Short task » Pull each line holding the word "Supply" from the data.

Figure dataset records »
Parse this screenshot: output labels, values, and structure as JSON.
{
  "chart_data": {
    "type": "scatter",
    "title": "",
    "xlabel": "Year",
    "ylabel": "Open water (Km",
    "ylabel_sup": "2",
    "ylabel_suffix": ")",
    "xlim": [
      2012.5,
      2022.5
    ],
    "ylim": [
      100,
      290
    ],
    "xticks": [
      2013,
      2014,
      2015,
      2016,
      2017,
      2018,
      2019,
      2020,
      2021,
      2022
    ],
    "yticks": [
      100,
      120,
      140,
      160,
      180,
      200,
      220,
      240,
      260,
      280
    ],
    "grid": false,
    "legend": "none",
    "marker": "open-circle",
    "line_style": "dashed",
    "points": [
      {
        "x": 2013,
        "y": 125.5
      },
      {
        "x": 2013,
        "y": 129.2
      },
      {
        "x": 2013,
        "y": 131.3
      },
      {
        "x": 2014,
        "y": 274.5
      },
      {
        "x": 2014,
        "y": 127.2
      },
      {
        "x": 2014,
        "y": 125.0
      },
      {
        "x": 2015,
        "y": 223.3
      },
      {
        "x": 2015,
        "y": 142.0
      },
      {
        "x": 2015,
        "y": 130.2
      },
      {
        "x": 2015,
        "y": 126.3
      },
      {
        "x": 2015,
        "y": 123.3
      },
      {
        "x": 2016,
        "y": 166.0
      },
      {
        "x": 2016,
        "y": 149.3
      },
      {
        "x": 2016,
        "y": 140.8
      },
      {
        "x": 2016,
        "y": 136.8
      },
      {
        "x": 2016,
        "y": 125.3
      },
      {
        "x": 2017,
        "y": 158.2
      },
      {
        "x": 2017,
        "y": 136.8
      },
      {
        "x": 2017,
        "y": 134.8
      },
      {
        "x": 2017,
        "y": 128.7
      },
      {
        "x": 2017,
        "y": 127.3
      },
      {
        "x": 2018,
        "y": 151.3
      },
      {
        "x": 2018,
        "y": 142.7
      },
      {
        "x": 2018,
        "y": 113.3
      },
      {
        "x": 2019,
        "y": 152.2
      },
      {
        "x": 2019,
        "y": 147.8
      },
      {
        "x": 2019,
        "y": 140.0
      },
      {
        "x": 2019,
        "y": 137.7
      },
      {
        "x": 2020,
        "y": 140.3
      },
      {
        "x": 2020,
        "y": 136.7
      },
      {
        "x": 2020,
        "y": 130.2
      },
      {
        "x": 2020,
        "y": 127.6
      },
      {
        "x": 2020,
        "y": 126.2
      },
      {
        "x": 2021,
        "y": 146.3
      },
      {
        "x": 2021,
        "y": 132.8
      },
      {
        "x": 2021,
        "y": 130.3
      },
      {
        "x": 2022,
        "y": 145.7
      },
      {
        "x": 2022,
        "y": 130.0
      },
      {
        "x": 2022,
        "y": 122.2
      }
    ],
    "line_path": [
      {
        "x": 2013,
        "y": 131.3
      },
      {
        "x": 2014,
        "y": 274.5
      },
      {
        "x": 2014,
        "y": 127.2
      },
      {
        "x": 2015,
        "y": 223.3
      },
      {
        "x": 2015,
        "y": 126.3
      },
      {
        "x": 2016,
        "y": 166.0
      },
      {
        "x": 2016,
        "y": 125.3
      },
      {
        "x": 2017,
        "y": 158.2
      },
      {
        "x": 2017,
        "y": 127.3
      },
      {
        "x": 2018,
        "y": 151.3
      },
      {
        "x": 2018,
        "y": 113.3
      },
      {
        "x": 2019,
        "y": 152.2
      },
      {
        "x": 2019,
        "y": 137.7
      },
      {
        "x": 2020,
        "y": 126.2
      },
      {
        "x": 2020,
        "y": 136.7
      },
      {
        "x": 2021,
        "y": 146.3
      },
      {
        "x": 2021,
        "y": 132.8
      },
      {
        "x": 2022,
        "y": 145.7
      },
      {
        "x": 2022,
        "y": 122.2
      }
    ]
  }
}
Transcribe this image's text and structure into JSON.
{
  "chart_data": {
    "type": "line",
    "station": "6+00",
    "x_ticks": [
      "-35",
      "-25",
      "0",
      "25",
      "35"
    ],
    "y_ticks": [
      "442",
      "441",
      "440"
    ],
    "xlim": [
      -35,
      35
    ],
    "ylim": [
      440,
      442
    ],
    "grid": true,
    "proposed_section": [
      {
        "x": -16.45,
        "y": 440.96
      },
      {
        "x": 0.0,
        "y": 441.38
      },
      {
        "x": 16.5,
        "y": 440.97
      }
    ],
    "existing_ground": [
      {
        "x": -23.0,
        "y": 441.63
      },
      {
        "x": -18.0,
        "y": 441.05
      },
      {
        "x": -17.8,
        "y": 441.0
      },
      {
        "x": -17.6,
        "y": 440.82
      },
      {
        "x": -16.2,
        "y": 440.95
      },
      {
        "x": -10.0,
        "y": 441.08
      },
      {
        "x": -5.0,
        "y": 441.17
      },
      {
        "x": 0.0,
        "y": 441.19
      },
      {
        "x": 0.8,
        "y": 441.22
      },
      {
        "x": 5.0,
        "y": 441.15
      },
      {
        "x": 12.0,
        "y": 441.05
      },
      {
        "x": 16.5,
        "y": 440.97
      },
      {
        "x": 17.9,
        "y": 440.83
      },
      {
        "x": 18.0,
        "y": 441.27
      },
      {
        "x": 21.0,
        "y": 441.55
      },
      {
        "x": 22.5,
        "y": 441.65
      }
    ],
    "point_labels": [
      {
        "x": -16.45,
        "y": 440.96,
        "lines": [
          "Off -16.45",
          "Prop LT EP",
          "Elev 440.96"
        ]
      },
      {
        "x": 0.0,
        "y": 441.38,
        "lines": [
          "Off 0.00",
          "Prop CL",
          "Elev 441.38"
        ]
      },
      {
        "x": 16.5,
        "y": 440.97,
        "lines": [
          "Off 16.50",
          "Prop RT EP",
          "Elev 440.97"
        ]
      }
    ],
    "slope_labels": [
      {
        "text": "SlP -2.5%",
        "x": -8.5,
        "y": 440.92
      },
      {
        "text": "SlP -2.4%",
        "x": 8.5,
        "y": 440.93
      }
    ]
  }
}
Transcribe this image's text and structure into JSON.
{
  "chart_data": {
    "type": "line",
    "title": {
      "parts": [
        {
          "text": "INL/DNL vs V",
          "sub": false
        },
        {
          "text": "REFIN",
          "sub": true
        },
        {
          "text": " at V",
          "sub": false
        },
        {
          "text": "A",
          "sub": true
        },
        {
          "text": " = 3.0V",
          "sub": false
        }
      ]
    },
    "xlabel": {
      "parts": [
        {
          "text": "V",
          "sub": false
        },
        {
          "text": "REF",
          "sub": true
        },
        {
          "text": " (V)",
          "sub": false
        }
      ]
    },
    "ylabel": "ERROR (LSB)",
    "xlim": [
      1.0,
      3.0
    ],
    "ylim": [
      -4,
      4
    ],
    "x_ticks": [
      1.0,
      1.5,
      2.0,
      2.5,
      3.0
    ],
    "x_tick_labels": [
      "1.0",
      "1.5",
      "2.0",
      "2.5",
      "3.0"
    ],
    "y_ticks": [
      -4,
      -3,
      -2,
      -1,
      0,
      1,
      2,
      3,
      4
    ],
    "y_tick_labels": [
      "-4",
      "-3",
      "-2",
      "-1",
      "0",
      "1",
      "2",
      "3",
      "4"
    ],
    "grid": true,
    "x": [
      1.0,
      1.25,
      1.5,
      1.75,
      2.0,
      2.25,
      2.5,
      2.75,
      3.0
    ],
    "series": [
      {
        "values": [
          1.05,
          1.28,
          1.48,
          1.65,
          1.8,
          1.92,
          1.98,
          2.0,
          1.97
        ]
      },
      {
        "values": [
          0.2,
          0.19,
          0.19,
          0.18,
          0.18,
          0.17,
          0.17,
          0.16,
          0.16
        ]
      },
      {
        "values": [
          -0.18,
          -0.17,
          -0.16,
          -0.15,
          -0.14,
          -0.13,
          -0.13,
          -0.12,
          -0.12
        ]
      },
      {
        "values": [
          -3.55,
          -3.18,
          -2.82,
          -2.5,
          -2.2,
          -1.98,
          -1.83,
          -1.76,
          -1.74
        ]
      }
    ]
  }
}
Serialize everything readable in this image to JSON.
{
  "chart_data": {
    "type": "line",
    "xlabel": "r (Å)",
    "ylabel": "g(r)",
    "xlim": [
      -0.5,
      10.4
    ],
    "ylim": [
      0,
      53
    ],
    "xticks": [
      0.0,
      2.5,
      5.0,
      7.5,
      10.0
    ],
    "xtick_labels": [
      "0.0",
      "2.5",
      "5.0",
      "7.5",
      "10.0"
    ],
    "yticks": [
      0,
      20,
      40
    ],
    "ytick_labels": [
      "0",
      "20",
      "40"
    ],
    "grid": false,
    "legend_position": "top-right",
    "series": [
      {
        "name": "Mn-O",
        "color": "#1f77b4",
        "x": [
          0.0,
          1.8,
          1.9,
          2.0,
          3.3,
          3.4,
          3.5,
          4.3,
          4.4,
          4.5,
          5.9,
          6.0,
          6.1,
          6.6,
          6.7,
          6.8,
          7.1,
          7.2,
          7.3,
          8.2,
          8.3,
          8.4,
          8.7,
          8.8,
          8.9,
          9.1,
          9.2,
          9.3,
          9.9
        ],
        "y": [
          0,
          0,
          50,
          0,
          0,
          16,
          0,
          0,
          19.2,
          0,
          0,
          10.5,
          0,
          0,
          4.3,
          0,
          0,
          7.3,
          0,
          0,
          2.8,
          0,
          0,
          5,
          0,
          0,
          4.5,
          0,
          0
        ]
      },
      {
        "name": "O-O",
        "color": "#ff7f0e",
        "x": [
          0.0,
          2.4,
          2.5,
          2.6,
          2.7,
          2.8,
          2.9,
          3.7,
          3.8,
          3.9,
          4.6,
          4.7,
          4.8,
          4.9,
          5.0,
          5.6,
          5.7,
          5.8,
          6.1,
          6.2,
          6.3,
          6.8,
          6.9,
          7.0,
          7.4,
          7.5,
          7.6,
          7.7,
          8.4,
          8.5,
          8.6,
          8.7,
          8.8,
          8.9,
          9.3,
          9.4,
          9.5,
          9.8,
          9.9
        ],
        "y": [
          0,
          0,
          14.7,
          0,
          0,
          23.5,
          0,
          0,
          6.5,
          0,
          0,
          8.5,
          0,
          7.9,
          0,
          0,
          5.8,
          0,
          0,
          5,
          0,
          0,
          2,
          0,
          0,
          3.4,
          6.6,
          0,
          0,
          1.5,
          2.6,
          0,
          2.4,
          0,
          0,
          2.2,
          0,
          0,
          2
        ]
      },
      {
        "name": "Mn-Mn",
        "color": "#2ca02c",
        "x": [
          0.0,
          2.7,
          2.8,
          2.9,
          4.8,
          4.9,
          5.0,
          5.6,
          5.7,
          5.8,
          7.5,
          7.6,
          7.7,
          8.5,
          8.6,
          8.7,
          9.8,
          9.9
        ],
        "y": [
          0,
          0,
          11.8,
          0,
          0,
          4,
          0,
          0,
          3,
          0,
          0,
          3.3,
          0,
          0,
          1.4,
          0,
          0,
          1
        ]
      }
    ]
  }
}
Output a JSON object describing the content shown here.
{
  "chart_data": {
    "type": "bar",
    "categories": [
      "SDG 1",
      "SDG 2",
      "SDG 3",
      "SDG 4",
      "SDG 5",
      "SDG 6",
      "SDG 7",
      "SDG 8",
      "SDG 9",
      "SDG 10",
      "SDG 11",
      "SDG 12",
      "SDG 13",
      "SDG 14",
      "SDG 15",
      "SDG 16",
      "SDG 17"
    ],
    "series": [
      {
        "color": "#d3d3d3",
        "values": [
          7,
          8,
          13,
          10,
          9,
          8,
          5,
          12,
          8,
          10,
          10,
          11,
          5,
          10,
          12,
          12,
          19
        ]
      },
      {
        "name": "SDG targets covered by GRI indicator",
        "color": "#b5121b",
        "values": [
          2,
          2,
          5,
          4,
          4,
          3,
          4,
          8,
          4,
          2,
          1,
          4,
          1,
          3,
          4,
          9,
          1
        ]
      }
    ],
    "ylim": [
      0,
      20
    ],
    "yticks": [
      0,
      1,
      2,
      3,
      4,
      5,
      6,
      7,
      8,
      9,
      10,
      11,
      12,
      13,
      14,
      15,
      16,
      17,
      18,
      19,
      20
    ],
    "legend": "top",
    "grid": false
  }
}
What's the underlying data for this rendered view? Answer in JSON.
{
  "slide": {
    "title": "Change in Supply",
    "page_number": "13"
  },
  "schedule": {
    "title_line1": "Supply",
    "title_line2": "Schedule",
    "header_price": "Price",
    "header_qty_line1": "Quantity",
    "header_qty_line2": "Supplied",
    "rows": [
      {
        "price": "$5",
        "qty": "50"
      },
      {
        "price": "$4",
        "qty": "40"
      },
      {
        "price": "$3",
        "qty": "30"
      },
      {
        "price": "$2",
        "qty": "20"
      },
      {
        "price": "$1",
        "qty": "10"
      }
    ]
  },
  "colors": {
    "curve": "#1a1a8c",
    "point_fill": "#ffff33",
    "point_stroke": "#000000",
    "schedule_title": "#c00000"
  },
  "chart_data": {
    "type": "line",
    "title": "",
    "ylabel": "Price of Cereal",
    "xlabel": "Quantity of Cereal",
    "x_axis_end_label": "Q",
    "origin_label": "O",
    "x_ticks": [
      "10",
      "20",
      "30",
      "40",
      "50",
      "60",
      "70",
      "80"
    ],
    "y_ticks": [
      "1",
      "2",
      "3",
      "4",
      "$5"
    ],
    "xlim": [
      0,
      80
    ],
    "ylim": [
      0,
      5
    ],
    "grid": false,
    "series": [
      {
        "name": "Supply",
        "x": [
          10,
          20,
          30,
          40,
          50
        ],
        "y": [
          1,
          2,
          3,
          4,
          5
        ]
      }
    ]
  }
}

Response »
    "title": "Change in Supply",
    "title_line1": "Supply",
        "name": "Supply",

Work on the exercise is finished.